◆ **Set task**:
Your answer should be a single number: the count of lines that include the word "name".

[Dataset entries]
■ ■ ■ ■ ■ ■ ■
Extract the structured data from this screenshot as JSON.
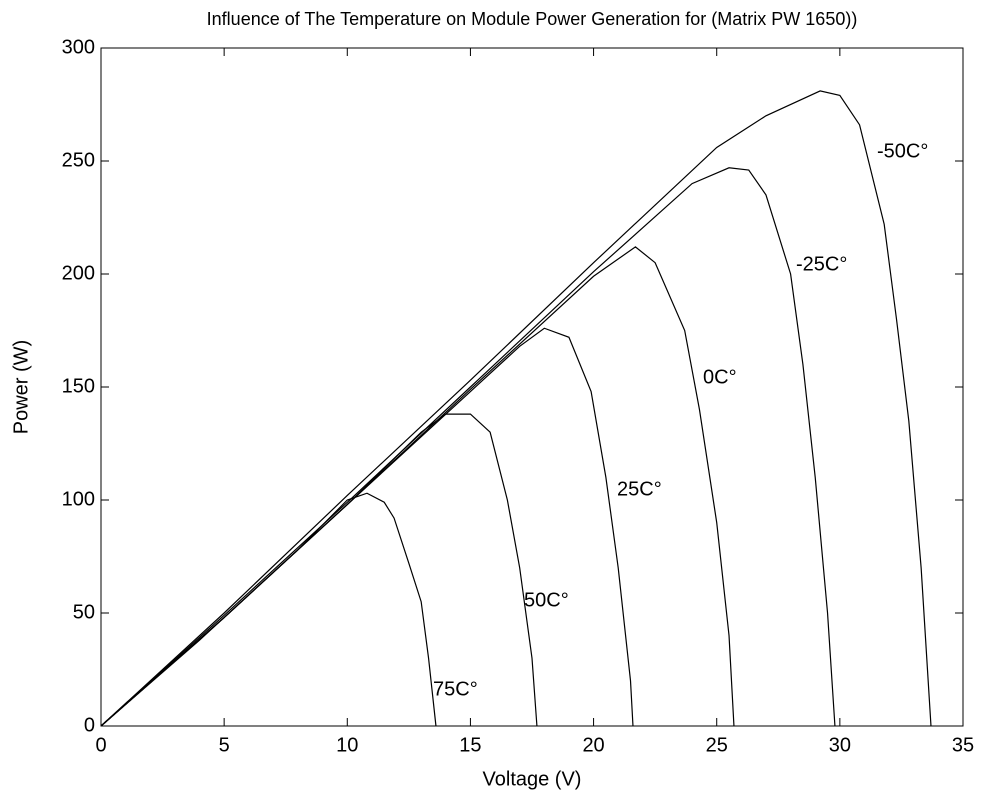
{
  "chart_data": {
    "type": "line",
    "title": "Influence of The Temperature on Module Power Generation for (Matrix PW 1650))",
    "x_label": "Voltage (V)",
    "y_label": "Power (W)",
    "xlim": [
      0,
      35
    ],
    "ylim": [
      0,
      300
    ],
    "xticks": [
      0,
      5,
      10,
      15,
      20,
      25,
      30,
      35
    ],
    "yticks": [
      0,
      50,
      100,
      150,
      200,
      250,
      300
    ],
    "grid": false,
    "series": [
      {
        "name": "75C°",
        "color": "#000000",
        "x": [
          0,
          2,
          4,
          6,
          8,
          10,
          10.8,
          11.5,
          11.9,
          12.5,
          13,
          13.3,
          13.6
        ],
        "values": [
          0,
          19,
          38,
          58,
          78,
          100,
          103,
          99,
          92,
          72,
          55,
          30,
          0
        ]
      },
      {
        "name": "50C°",
        "color": "#000000",
        "x": [
          0,
          5,
          10,
          13,
          14,
          15,
          15.8,
          16.5,
          17,
          17.5,
          17.7
        ],
        "values": [
          0,
          48,
          98,
          130,
          138,
          138,
          130,
          100,
          70,
          30,
          0
        ]
      },
      {
        "name": "25C°",
        "color": "#000000",
        "x": [
          0,
          5,
          10,
          15,
          17,
          18,
          19,
          19.9,
          20.5,
          21,
          21.5,
          21.6
        ],
        "values": [
          0,
          48,
          98,
          148,
          168,
          176,
          172,
          148,
          110,
          70,
          20,
          0
        ]
      },
      {
        "name": "0C°",
        "color": "#000000",
        "x": [
          0,
          5,
          10,
          15,
          20,
          21.7,
          22.5,
          23.7,
          24.3,
          25,
          25.5,
          25.7
        ],
        "values": [
          0,
          48,
          98,
          149,
          199,
          212,
          205,
          175,
          140,
          90,
          40,
          0
        ]
      },
      {
        "name": "-25C°",
        "color": "#000000",
        "x": [
          0,
          5,
          10,
          15,
          20,
          24,
          25.5,
          26.3,
          27,
          28,
          28.5,
          29,
          29.5,
          29.8
        ],
        "values": [
          0,
          49,
          99,
          150,
          201,
          240,
          247,
          246,
          235,
          200,
          160,
          110,
          50,
          0
        ]
      },
      {
        "name": "-50C°",
        "color": "#000000",
        "x": [
          0,
          5,
          10,
          15,
          20,
          25,
          27,
          29.2,
          30,
          30.8,
          31.8,
          32.3,
          32.8,
          33.3,
          33.7
        ],
        "values": [
          0,
          50,
          102,
          153,
          205,
          256,
          270,
          281,
          279,
          266,
          222,
          180,
          135,
          70,
          0
        ]
      }
    ]
  }
}
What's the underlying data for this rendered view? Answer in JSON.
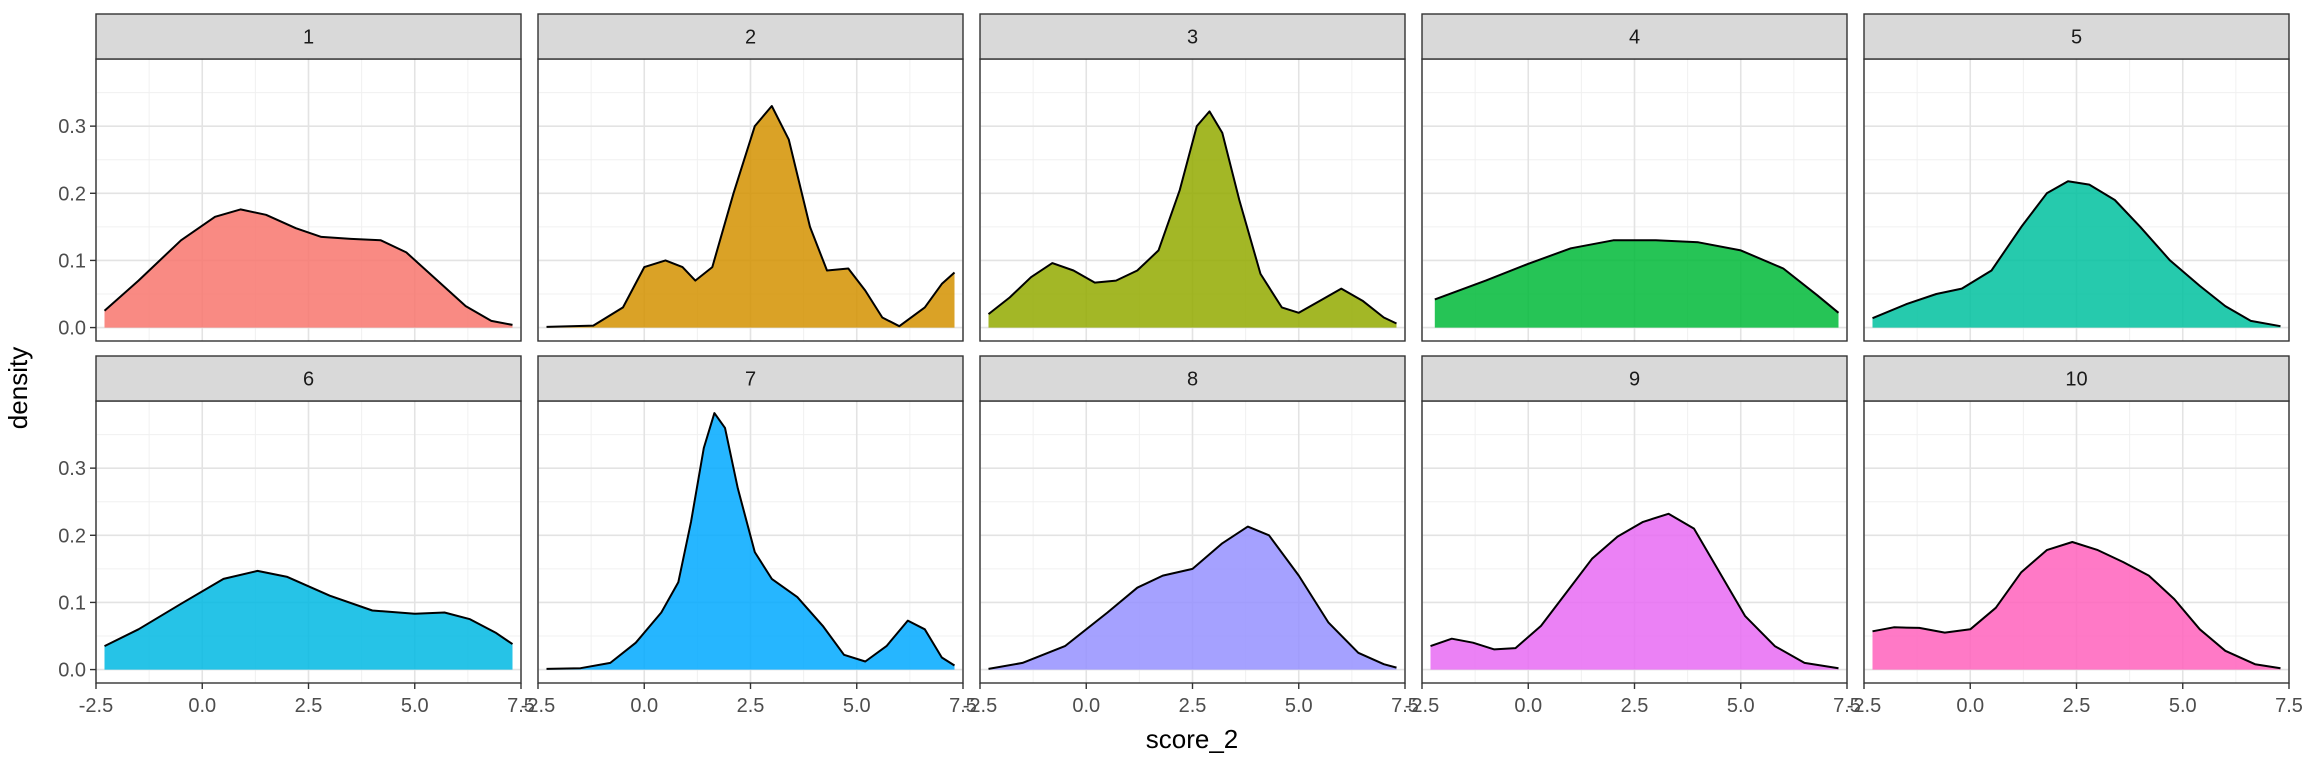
{
  "chart_data": {
    "type": "area",
    "subtype": "faceted-density",
    "xlabel": "score_2",
    "ylabel": "density",
    "xlim": [
      -2.5,
      7.5
    ],
    "ylim": [
      -0.02,
      0.4
    ],
    "x_ticks": [
      -2.5,
      0.0,
      2.5,
      5.0,
      7.5
    ],
    "x_tick_labels": [
      "-2.5",
      "0.0",
      "2.5",
      "5.0",
      "7.5"
    ],
    "y_ticks": [
      0.0,
      0.1,
      0.2,
      0.3
    ],
    "y_tick_labels": [
      "0.0",
      "0.1",
      "0.2",
      "0.3"
    ],
    "grid": true,
    "facet_layout": {
      "rows": 2,
      "cols": 5
    },
    "facets": [
      {
        "label": "1",
        "fill": "#F8766D",
        "points": [
          [
            -2.3,
            0.025
          ],
          [
            -1.5,
            0.07
          ],
          [
            -0.5,
            0.13
          ],
          [
            0.3,
            0.165
          ],
          [
            0.9,
            0.176
          ],
          [
            1.5,
            0.168
          ],
          [
            2.2,
            0.148
          ],
          [
            2.8,
            0.135
          ],
          [
            3.5,
            0.132
          ],
          [
            4.2,
            0.13
          ],
          [
            4.8,
            0.112
          ],
          [
            5.5,
            0.072
          ],
          [
            6.2,
            0.032
          ],
          [
            6.8,
            0.01
          ],
          [
            7.3,
            0.004
          ]
        ]
      },
      {
        "label": "2",
        "fill": "#D39200",
        "points": [
          [
            -2.3,
            0.001
          ],
          [
            -1.2,
            0.003
          ],
          [
            -0.5,
            0.03
          ],
          [
            0.0,
            0.09
          ],
          [
            0.5,
            0.1
          ],
          [
            0.9,
            0.09
          ],
          [
            1.2,
            0.07
          ],
          [
            1.6,
            0.09
          ],
          [
            2.1,
            0.2
          ],
          [
            2.6,
            0.3
          ],
          [
            3.0,
            0.33
          ],
          [
            3.4,
            0.28
          ],
          [
            3.9,
            0.15
          ],
          [
            4.3,
            0.085
          ],
          [
            4.8,
            0.088
          ],
          [
            5.2,
            0.055
          ],
          [
            5.6,
            0.015
          ],
          [
            6.0,
            0.002
          ],
          [
            6.6,
            0.03
          ],
          [
            7.0,
            0.065
          ],
          [
            7.3,
            0.082
          ]
        ]
      },
      {
        "label": "3",
        "fill": "#93AA00",
        "points": [
          [
            -2.3,
            0.02
          ],
          [
            -1.8,
            0.045
          ],
          [
            -1.3,
            0.075
          ],
          [
            -0.8,
            0.096
          ],
          [
            -0.3,
            0.085
          ],
          [
            0.2,
            0.067
          ],
          [
            0.7,
            0.07
          ],
          [
            1.2,
            0.085
          ],
          [
            1.7,
            0.115
          ],
          [
            2.2,
            0.205
          ],
          [
            2.6,
            0.3
          ],
          [
            2.9,
            0.322
          ],
          [
            3.2,
            0.29
          ],
          [
            3.6,
            0.19
          ],
          [
            4.1,
            0.08
          ],
          [
            4.6,
            0.03
          ],
          [
            5.0,
            0.022
          ],
          [
            5.5,
            0.04
          ],
          [
            6.0,
            0.058
          ],
          [
            6.5,
            0.04
          ],
          [
            7.0,
            0.015
          ],
          [
            7.3,
            0.006
          ]
        ]
      },
      {
        "label": "4",
        "fill": "#00BA38",
        "points": [
          [
            -2.2,
            0.042
          ],
          [
            -1.0,
            0.07
          ],
          [
            0.0,
            0.095
          ],
          [
            1.0,
            0.118
          ],
          [
            2.0,
            0.13
          ],
          [
            3.0,
            0.13
          ],
          [
            4.0,
            0.127
          ],
          [
            5.0,
            0.115
          ],
          [
            6.0,
            0.088
          ],
          [
            6.8,
            0.048
          ],
          [
            7.3,
            0.022
          ]
        ]
      },
      {
        "label": "5",
        "fill": "#00C19F",
        "points": [
          [
            -2.3,
            0.014
          ],
          [
            -1.5,
            0.035
          ],
          [
            -0.8,
            0.05
          ],
          [
            -0.2,
            0.058
          ],
          [
            0.5,
            0.085
          ],
          [
            1.2,
            0.15
          ],
          [
            1.8,
            0.2
          ],
          [
            2.3,
            0.218
          ],
          [
            2.8,
            0.213
          ],
          [
            3.4,
            0.19
          ],
          [
            4.0,
            0.15
          ],
          [
            4.7,
            0.1
          ],
          [
            5.4,
            0.062
          ],
          [
            6.0,
            0.032
          ],
          [
            6.6,
            0.01
          ],
          [
            7.3,
            0.002
          ]
        ]
      },
      {
        "label": "6",
        "fill": "#00B9E3",
        "points": [
          [
            -2.3,
            0.035
          ],
          [
            -1.5,
            0.06
          ],
          [
            -0.5,
            0.098
          ],
          [
            0.5,
            0.135
          ],
          [
            1.3,
            0.147
          ],
          [
            2.0,
            0.138
          ],
          [
            3.0,
            0.11
          ],
          [
            4.0,
            0.088
          ],
          [
            5.0,
            0.083
          ],
          [
            5.7,
            0.085
          ],
          [
            6.3,
            0.075
          ],
          [
            6.9,
            0.055
          ],
          [
            7.3,
            0.038
          ]
        ]
      },
      {
        "label": "7",
        "fill": "#00A9FF",
        "points": [
          [
            -2.3,
            0.001
          ],
          [
            -1.5,
            0.002
          ],
          [
            -0.8,
            0.01
          ],
          [
            -0.2,
            0.04
          ],
          [
            0.4,
            0.085
          ],
          [
            0.8,
            0.13
          ],
          [
            1.1,
            0.22
          ],
          [
            1.4,
            0.33
          ],
          [
            1.65,
            0.382
          ],
          [
            1.9,
            0.36
          ],
          [
            2.2,
            0.27
          ],
          [
            2.6,
            0.175
          ],
          [
            3.0,
            0.135
          ],
          [
            3.6,
            0.108
          ],
          [
            4.2,
            0.065
          ],
          [
            4.7,
            0.022
          ],
          [
            5.2,
            0.012
          ],
          [
            5.7,
            0.035
          ],
          [
            6.2,
            0.073
          ],
          [
            6.6,
            0.06
          ],
          [
            7.0,
            0.018
          ],
          [
            7.3,
            0.006
          ]
        ]
      },
      {
        "label": "8",
        "fill": "#9590FF",
        "points": [
          [
            -2.3,
            0.001
          ],
          [
            -1.5,
            0.01
          ],
          [
            -0.5,
            0.035
          ],
          [
            0.5,
            0.085
          ],
          [
            1.2,
            0.122
          ],
          [
            1.8,
            0.14
          ],
          [
            2.5,
            0.15
          ],
          [
            3.2,
            0.188
          ],
          [
            3.8,
            0.213
          ],
          [
            4.3,
            0.2
          ],
          [
            5.0,
            0.14
          ],
          [
            5.7,
            0.07
          ],
          [
            6.4,
            0.025
          ],
          [
            7.0,
            0.008
          ],
          [
            7.3,
            0.003
          ]
        ]
      },
      {
        "label": "9",
        "fill": "#E76BF3",
        "points": [
          [
            -2.3,
            0.035
          ],
          [
            -1.8,
            0.046
          ],
          [
            -1.3,
            0.04
          ],
          [
            -0.8,
            0.03
          ],
          [
            -0.3,
            0.032
          ],
          [
            0.3,
            0.065
          ],
          [
            0.9,
            0.115
          ],
          [
            1.5,
            0.165
          ],
          [
            2.1,
            0.198
          ],
          [
            2.7,
            0.22
          ],
          [
            3.3,
            0.232
          ],
          [
            3.9,
            0.21
          ],
          [
            4.5,
            0.145
          ],
          [
            5.1,
            0.08
          ],
          [
            5.8,
            0.035
          ],
          [
            6.5,
            0.01
          ],
          [
            7.3,
            0.002
          ]
        ]
      },
      {
        "label": "10",
        "fill": "#FF62BC",
        "points": [
          [
            -2.3,
            0.057
          ],
          [
            -1.8,
            0.063
          ],
          [
            -1.2,
            0.062
          ],
          [
            -0.6,
            0.055
          ],
          [
            0.0,
            0.06
          ],
          [
            0.6,
            0.092
          ],
          [
            1.2,
            0.145
          ],
          [
            1.8,
            0.178
          ],
          [
            2.4,
            0.19
          ],
          [
            3.0,
            0.178
          ],
          [
            3.6,
            0.16
          ],
          [
            4.2,
            0.14
          ],
          [
            4.8,
            0.105
          ],
          [
            5.4,
            0.06
          ],
          [
            6.0,
            0.028
          ],
          [
            6.7,
            0.008
          ],
          [
            7.3,
            0.002
          ]
        ]
      }
    ]
  }
}
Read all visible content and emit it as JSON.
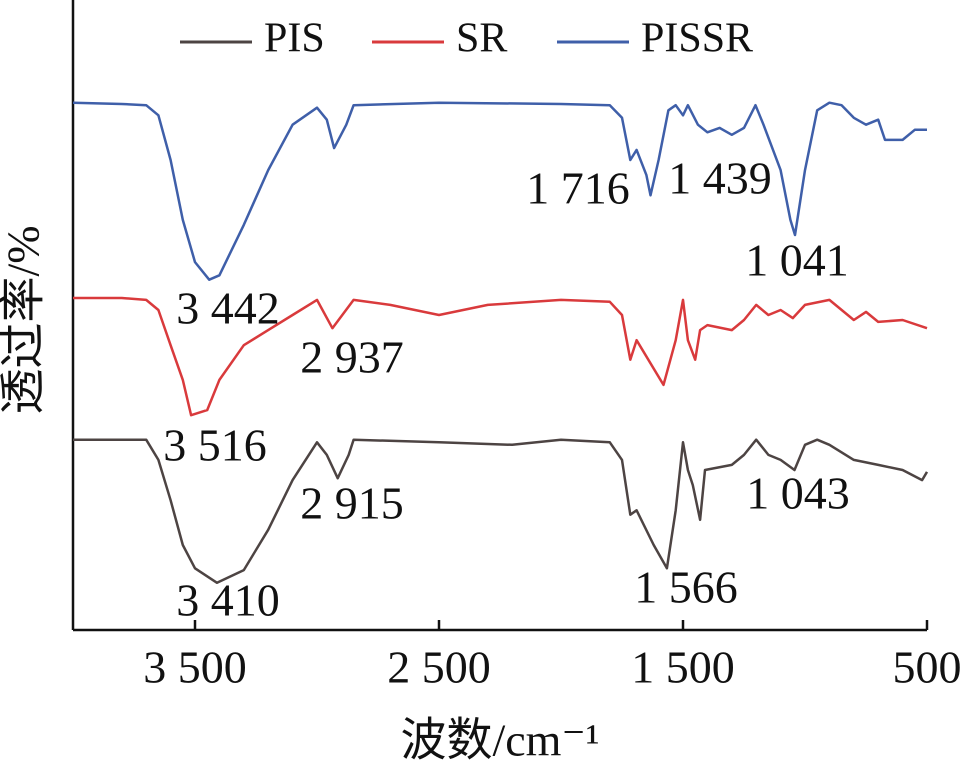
{
  "chart_data": {
    "type": "line",
    "x_label": "波数/cm⁻¹",
    "y_label": "透过率/%",
    "xlim": [
      4000,
      500
    ],
    "ylim": [
      0,
      100
    ],
    "xticks": [
      {
        "value": 3500,
        "label": "3 500"
      },
      {
        "value": 2500,
        "label": "2 500"
      },
      {
        "value": 1500,
        "label": "1 500"
      },
      500
    ],
    "legend": "top",
    "series": [
      {
        "name": "PIS",
        "color": "#4d4443",
        "x": [
          4000,
          3800,
          3700,
          3650,
          3600,
          3550,
          3500,
          3410,
          3300,
          3200,
          3100,
          3000,
          2960,
          2915,
          2870,
          2850,
          2500,
          2200,
          2000,
          1800,
          1750,
          1716,
          1690,
          1620,
          1566,
          1530,
          1500,
          1480,
          1460,
          1430,
          1410,
          1300,
          1250,
          1200,
          1150,
          1100,
          1043,
          1000,
          950,
          900,
          800,
          700,
          600,
          520,
          500
        ],
        "values": [
          30.2,
          30.2,
          30.2,
          27.0,
          20.6,
          13.5,
          9.8,
          7.5,
          9.5,
          15.9,
          23.8,
          29.8,
          27.8,
          24.1,
          27.8,
          30.2,
          29.8,
          29.4,
          30.2,
          29.8,
          27.0,
          18.3,
          19.0,
          13.5,
          9.8,
          19.0,
          29.8,
          25.4,
          23.0,
          17.5,
          25.4,
          26.2,
          27.8,
          30.2,
          27.8,
          27.0,
          25.4,
          29.4,
          30.2,
          29.4,
          27.0,
          26.2,
          25.4,
          23.8,
          25.1
        ]
      },
      {
        "name": "SR",
        "color": "#d93a3c",
        "x": [
          4000,
          3800,
          3700,
          3650,
          3600,
          3550,
          3516,
          3450,
          3400,
          3300,
          3200,
          3100,
          3000,
          2937,
          2850,
          2700,
          2500,
          2300,
          2000,
          1800,
          1750,
          1716,
          1690,
          1580,
          1530,
          1500,
          1480,
          1450,
          1430,
          1400,
          1300,
          1250,
          1200,
          1150,
          1100,
          1050,
          1000,
          900,
          800,
          750,
          700,
          600,
          500
        ],
        "values": [
          52.7,
          52.7,
          52.4,
          50.8,
          45.2,
          39.7,
          34.1,
          34.9,
          39.7,
          45.2,
          47.6,
          50.0,
          52.4,
          47.9,
          52.4,
          51.6,
          50.0,
          51.6,
          52.4,
          52.1,
          50.0,
          42.9,
          46.0,
          38.9,
          46.0,
          52.4,
          46.0,
          42.9,
          47.6,
          48.4,
          47.6,
          49.2,
          51.6,
          50.0,
          50.8,
          49.5,
          51.6,
          52.4,
          49.2,
          50.5,
          48.9,
          49.2,
          47.9
        ]
      },
      {
        "name": "PISSR",
        "color": "#3f5fa9",
        "x": [
          4000,
          3800,
          3700,
          3650,
          3600,
          3550,
          3500,
          3442,
          3400,
          3300,
          3200,
          3100,
          3000,
          2960,
          2930,
          2880,
          2850,
          2500,
          2000,
          1800,
          1750,
          1716,
          1690,
          1650,
          1633,
          1600,
          1560,
          1530,
          1500,
          1480,
          1439,
          1400,
          1350,
          1300,
          1250,
          1203,
          1170,
          1100,
          1060,
          1041,
          1000,
          950,
          900,
          850,
          800,
          750,
          700,
          672,
          600,
          550,
          500
        ],
        "values": [
          83.7,
          83.5,
          83.3,
          81.7,
          74.6,
          65.1,
          58.4,
          55.6,
          56.3,
          64.3,
          73.0,
          80.2,
          82.9,
          81.0,
          76.5,
          80.2,
          83.3,
          83.7,
          83.5,
          83.3,
          81.3,
          74.6,
          76.2,
          72.2,
          69.0,
          74.6,
          82.5,
          83.3,
          81.7,
          83.3,
          80.2,
          79.0,
          79.7,
          78.6,
          79.7,
          83.3,
          80.2,
          73.0,
          65.1,
          62.7,
          73.0,
          82.5,
          83.7,
          83.3,
          81.3,
          80.2,
          81.0,
          77.8,
          77.8,
          79.4,
          79.4
        ]
      }
    ],
    "annotations": [
      {
        "text": "3 442",
        "x": 3442,
        "series": 2
      },
      {
        "text": "1 716",
        "x": 1716,
        "series": 2
      },
      {
        "text": "1 439",
        "x": 1439,
        "series": 2
      },
      {
        "text": "1 041",
        "x": 1041,
        "series": 2
      },
      {
        "text": "2 937",
        "x": 2937,
        "series": 1
      },
      {
        "text": "3 516",
        "x": 3516,
        "series": 1
      },
      {
        "text": "2 915",
        "x": 2915,
        "series": 0
      },
      {
        "text": "1 043",
        "x": 1043,
        "series": 0
      },
      {
        "text": "3 410",
        "x": 3410,
        "series": 0
      },
      {
        "text": "1 566",
        "x": 1566,
        "series": 0
      }
    ]
  }
}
■ ■ ■ ■ ■ ■ ■
◆ **Result of this task**:
9